Things to do:
• 1. According to the Doctor Who thread, which seasons does sorry_neither give as Romana's run?
• 2. Translate this sentence from the Doctor Who thread into Spanish: "I particularly like Steven Moffat's writing style and the current cast."

Text passage:
▼

8/10. One of my favorite shows. I own a toy sonic screwdriver, and I did not get it as a kid. I listen to Chameleon Circuit.

Seasons 5 and 6 have for the most part been awesome (IMO). 1-4 ranged from good to awesome (IMO). I haven't seen much before the new series.
I particularly like Steven Moffat's writing style and the current cast. I can't wait to see the next companion (and the Doctor's new coat xD).

Edit; You can see for yourself, but I typed myself as INTP. On the chance that this is incorrect, the next most likely is INFP.


----------



## sorry_neither

Depends on the era. Under Moffat (series 5-now), it's a 10/10 for me. I also love Series 1, the first two Hartnell seasons, and pretty much the entirety of Romana's run (seasons 16-18) to a similar degree. I'm an INTJ.


----------



## LeelaWho

<------------ Ahem. See avatar and PerC name. 

ISTJ. 

10/10


----------



## Eloise

It's one of my favorite shows! A total heart-wrencher sometimes, though!

10/10 and ENFP


----------



## hydrogen

6/10 - INTJ

Unneccessary comment: I love the more earlier, more simplistic episodes which just want to flaunt off scary aliens (ie Series 1 - 3) - I can't stand the more recent episodes which have stupidly complicated subplots. Doctor Who is supposed to be aimed at a family/child audience but the little love stories confuse the hell out of me. I just want to sit back and lose my thoughts for forty-five minutes - I don't want to get lost in River Song's confusing and boring back story.
I've also noticed that my favourite episodes all have a historical context to them - The Empty Child/The Doctor Dances, The Idiot's Lantern, The Girl in the Fireplace, The Unquiet Dead.

▲

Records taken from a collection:
▼

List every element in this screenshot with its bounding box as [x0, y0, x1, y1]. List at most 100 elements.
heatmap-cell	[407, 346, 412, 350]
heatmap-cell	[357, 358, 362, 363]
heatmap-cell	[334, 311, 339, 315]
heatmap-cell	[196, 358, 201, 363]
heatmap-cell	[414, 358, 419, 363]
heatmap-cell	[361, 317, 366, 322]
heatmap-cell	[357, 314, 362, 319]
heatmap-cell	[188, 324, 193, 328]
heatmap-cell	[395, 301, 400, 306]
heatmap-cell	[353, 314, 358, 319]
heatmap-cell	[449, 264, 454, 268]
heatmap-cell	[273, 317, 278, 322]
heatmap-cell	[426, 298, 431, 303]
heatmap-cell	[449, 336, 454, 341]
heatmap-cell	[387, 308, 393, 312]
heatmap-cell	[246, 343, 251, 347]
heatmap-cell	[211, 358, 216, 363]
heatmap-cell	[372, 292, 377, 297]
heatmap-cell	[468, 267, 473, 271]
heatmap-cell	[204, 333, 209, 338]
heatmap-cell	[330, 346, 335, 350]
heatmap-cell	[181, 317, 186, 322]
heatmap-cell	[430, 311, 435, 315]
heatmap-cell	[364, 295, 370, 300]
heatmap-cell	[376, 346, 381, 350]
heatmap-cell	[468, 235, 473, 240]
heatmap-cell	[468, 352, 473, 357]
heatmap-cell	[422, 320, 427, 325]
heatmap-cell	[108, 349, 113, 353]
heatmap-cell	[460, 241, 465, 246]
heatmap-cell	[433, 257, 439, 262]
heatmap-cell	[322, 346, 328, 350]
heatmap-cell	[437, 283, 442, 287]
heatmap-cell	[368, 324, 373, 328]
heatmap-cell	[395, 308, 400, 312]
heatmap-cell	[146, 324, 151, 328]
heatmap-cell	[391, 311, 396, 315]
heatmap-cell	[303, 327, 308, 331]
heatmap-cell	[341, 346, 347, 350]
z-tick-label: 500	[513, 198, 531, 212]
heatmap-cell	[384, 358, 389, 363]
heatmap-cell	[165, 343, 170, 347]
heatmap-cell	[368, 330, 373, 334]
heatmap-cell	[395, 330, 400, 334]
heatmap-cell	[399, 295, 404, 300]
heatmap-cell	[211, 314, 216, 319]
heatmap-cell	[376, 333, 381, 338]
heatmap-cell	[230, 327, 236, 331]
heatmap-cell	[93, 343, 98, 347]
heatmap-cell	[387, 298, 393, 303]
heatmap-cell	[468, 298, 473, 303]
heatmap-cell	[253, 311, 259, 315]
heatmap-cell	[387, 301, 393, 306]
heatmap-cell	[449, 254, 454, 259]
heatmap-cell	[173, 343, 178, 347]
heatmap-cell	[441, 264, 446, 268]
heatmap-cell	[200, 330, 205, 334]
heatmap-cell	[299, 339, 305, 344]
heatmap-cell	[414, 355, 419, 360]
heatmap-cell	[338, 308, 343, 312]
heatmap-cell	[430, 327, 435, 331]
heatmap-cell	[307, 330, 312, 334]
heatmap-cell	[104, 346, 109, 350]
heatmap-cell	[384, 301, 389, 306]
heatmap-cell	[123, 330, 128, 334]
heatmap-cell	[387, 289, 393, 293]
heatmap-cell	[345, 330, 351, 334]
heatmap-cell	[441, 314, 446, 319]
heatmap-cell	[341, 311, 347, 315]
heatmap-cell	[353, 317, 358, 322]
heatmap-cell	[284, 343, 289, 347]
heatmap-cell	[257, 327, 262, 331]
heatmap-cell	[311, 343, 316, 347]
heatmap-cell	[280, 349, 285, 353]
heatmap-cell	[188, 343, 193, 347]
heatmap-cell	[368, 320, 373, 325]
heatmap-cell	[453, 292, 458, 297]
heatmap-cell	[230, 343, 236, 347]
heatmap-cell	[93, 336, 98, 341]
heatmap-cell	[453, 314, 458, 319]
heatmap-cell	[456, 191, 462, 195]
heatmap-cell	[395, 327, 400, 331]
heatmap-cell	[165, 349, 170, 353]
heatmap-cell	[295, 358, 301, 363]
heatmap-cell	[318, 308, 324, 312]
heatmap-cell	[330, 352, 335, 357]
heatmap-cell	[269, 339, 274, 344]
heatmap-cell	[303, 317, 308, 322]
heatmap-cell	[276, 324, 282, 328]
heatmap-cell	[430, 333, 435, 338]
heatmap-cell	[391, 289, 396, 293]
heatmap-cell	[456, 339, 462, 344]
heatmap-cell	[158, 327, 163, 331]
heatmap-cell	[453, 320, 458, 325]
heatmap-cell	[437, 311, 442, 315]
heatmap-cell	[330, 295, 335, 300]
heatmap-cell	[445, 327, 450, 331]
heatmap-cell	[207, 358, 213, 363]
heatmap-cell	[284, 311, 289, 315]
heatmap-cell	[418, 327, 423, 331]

▲

Answers to the exercises:
• 1. Seasons 16-18.

• 2. Me gusta especialmente el estilo de escritura de Steven Moffat y el reparto actual.